* AIM OF THE EXERCISE *
Search the material for the word "name" and report each line where it turns up.

===

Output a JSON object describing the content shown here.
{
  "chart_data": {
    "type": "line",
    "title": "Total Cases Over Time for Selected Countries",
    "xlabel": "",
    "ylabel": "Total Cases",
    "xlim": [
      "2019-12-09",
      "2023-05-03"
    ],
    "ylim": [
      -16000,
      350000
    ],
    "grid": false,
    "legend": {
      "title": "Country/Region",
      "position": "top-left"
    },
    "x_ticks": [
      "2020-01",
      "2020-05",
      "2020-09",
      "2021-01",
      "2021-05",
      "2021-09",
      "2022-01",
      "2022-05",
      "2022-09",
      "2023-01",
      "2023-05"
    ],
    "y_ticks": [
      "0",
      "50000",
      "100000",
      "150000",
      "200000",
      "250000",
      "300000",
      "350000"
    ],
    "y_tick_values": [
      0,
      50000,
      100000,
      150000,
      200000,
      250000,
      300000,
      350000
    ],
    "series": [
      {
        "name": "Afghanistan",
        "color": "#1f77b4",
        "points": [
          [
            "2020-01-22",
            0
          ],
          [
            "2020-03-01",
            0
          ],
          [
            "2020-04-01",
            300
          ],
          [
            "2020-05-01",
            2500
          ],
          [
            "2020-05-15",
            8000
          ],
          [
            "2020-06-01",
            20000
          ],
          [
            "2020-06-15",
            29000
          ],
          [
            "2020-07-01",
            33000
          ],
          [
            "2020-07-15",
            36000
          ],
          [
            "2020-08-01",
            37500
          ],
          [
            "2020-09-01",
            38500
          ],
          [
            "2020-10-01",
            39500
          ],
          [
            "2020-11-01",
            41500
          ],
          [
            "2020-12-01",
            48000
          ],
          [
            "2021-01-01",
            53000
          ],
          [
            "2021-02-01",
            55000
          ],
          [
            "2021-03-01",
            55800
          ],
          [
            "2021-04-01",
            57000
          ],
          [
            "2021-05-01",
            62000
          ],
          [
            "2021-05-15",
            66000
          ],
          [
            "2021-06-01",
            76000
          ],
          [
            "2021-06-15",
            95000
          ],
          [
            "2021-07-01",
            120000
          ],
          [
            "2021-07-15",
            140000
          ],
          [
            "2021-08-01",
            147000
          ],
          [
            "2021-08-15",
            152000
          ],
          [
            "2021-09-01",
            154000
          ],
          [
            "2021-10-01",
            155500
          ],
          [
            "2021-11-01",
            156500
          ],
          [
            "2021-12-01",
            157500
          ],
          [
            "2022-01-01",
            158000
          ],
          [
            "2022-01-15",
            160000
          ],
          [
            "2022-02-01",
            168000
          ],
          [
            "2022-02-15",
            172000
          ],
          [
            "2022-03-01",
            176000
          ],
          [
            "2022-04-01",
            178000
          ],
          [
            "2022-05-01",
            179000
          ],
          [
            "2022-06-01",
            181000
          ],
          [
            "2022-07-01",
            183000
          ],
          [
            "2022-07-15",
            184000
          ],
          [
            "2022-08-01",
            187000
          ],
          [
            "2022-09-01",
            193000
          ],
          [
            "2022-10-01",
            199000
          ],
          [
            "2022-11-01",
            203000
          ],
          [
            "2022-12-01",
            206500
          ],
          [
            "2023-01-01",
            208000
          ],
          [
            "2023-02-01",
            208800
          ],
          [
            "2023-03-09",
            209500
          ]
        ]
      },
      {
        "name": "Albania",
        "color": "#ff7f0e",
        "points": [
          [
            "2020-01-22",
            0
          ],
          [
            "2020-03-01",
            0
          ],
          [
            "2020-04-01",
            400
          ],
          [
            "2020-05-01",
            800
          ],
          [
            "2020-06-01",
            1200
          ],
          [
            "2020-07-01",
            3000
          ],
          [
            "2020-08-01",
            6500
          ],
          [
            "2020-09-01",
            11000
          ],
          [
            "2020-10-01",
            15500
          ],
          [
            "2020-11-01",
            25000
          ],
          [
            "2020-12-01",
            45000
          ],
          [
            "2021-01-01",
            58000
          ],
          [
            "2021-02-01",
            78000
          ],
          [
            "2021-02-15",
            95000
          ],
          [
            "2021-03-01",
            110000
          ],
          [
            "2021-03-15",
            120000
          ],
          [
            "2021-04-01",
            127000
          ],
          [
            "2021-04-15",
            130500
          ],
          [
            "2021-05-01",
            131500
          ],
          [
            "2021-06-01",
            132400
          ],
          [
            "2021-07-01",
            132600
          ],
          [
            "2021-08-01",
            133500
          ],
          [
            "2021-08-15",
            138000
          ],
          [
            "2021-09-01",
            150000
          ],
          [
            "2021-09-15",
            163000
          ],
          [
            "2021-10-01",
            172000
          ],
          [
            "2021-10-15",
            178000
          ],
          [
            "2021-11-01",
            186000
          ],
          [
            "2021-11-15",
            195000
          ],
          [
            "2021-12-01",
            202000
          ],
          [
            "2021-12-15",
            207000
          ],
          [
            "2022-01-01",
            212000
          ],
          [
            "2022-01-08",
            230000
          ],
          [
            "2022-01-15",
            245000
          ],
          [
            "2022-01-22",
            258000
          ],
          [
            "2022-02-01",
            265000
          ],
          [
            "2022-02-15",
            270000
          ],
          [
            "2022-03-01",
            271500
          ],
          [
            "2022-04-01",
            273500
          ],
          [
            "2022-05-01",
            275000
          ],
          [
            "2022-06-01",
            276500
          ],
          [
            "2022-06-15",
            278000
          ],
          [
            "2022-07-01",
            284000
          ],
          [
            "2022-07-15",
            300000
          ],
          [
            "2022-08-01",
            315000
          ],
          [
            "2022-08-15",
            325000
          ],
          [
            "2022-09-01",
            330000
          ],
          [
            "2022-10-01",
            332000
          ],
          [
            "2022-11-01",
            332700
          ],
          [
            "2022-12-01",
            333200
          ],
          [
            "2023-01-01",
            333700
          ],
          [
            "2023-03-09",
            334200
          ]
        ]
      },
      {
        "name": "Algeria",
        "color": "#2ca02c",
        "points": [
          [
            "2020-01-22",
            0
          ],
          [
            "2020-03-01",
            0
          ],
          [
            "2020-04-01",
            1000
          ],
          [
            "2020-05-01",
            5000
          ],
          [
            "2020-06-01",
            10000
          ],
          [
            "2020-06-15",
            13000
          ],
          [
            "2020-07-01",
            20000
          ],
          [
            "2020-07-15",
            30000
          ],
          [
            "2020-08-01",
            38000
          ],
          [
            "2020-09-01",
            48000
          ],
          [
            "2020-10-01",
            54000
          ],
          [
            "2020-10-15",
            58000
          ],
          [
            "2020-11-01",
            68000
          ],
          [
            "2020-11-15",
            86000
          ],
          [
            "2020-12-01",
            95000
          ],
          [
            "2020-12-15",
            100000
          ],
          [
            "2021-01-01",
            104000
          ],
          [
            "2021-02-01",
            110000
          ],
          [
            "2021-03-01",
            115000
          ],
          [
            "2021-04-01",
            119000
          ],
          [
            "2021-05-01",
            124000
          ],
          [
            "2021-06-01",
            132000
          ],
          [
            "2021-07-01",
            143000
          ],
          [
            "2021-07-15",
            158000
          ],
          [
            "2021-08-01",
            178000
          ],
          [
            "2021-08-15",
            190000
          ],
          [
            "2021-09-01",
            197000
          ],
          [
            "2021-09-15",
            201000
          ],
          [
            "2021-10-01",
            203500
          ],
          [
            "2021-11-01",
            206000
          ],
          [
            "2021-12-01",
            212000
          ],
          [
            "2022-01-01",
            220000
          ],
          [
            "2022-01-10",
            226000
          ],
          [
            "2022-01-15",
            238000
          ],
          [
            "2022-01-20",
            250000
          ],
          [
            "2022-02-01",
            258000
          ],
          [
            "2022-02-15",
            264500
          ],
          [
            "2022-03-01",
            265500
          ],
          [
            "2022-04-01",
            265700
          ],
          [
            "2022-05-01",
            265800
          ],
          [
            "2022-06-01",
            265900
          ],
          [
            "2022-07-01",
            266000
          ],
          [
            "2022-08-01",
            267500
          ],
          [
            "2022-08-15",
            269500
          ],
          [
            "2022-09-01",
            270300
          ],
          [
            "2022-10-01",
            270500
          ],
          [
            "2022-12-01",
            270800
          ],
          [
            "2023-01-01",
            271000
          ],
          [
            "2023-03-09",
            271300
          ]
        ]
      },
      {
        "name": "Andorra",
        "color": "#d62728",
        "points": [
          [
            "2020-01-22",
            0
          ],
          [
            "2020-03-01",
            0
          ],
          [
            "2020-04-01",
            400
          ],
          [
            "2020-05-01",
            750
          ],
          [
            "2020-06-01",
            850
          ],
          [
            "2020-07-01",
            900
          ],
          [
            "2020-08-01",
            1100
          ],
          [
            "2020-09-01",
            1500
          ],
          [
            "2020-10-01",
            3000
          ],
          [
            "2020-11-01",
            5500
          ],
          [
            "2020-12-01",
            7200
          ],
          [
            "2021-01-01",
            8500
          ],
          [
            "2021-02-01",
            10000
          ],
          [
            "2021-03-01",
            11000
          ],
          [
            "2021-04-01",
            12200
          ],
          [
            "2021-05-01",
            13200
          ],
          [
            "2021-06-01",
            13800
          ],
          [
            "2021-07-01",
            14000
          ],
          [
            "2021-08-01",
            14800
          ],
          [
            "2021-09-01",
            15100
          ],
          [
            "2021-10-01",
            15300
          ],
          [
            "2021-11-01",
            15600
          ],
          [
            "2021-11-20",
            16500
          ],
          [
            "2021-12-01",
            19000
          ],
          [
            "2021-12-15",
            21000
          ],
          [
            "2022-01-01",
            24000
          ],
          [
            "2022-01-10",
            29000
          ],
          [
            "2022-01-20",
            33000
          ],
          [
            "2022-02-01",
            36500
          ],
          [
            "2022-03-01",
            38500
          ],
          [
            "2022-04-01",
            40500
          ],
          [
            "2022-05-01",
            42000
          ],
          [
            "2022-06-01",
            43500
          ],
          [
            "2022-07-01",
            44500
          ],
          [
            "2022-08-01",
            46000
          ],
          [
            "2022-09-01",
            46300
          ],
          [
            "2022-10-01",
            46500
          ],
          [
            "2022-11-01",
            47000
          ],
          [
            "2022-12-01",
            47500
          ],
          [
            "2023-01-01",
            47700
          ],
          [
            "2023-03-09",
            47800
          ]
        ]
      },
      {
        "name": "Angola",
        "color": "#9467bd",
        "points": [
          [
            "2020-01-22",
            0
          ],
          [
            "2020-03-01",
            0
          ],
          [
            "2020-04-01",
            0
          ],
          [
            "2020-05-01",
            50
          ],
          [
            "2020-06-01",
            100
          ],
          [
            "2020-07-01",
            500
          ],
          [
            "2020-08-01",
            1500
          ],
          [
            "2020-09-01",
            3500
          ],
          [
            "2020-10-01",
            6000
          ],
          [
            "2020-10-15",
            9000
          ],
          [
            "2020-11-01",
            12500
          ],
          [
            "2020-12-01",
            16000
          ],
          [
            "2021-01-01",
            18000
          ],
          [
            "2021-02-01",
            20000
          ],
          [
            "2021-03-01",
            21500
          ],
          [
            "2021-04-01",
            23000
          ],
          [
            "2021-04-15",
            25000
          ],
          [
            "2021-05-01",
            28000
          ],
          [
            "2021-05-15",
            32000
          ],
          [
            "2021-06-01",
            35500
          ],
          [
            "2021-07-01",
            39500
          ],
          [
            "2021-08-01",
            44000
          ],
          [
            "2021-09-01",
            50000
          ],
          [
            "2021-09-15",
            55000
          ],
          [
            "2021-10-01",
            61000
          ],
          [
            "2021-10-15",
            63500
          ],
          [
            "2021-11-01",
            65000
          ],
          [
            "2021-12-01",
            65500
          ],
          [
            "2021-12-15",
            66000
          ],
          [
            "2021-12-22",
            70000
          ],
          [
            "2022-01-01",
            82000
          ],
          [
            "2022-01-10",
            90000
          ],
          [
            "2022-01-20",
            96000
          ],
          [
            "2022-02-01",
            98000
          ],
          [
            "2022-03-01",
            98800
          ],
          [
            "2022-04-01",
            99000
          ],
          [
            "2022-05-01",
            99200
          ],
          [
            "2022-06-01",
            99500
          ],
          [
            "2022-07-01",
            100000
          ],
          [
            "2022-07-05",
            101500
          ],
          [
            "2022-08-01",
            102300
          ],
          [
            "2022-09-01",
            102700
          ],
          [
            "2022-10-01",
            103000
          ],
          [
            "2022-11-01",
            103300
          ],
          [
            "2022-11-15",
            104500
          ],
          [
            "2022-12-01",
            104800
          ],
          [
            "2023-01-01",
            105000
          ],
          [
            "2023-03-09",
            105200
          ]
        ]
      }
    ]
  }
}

===

* ANSWER TO THIS PROBLEM *
        "name": "Afghanistan",
        "name": "Albania",
        "name": "Algeria",
        "name": "Andorra",
        "name": "Angola",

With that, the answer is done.